--- START OF Provided entries ---

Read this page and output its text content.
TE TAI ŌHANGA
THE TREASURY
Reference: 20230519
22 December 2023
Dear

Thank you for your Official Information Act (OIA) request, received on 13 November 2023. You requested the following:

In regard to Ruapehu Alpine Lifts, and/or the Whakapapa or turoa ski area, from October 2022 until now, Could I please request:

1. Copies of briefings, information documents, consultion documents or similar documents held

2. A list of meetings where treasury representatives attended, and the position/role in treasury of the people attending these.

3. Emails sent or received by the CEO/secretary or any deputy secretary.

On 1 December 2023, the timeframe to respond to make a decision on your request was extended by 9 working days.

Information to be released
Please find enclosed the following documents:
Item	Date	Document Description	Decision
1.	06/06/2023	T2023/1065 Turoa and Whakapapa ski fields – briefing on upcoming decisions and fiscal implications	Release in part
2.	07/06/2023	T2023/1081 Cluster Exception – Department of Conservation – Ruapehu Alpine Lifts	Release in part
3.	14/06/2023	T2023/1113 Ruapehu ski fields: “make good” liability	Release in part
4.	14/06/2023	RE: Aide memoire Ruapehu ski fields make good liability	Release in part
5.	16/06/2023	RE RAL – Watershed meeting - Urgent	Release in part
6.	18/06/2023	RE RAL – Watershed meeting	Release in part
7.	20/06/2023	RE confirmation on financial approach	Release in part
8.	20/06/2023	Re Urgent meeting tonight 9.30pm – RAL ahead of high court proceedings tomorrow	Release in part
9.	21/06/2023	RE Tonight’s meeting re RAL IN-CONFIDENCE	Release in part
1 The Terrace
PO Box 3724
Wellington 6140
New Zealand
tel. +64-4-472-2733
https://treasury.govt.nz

--- END OF Provided entries ---

Without leaving anything out, give the entries again exactly.

## Solved problem
Read this page and output its text content.
TE TAI ŌHANGA
THE TREASURY
Reference: 20230519
22 December 2023
Dear

Thank you for your Official Information Act (OIA) request, received on 13 November 2023. You requested the following:

In regard to Ruapehu Alpine Lifts, and/or the Whakapapa or turoa ski area, from October 2022 until now, Could I please request:

1. Copies of briefings, information documents, consultion documents or similar documents held

2. A list of meetings where treasury representatives attended, and the position/role in treasury of the people attending these.

3. Emails sent or received by the CEO/secretary or any deputy secretary.

On 1 December 2023, the timeframe to respond to make a decision on your request was extended by 9 working days.

Information to be released
Please find enclosed the following documents:
Item	Date	Document Description	Decision
1.	06/06/2023	T2023/1065 Turoa and Whakapapa ski fields – briefing on upcoming decisions and fiscal implications	Release in part
2.	07/06/2023	T2023/1081 Cluster Exception – Department of Conservation – Ruapehu Alpine Lifts	Release in part
3.	14/06/2023	T2023/1113 Ruapehu ski fields: “make good” liability	Release in part
4.	14/06/2023	RE: Aide memoire Ruapehu ski fields make good liability	Release in part
5.	16/06/2023	RE RAL – Watershed meeting - Urgent	Release in part
6.	18/06/2023	RE RAL – Watershed meeting	Release in part
7.	20/06/2023	RE confirmation on financial approach	Release in part
8.	20/06/2023	Re Urgent meeting tonight 9.30pm – RAL ahead of high court proceedings tomorrow	Release in part
9.	21/06/2023	RE Tonight’s meeting re RAL IN-CONFIDENCE	Release in part
1 The Terrace
PO Box 3724
Wellington 6140
New Zealand
tel. +64-4-472-2733
https://treasury.govt.nz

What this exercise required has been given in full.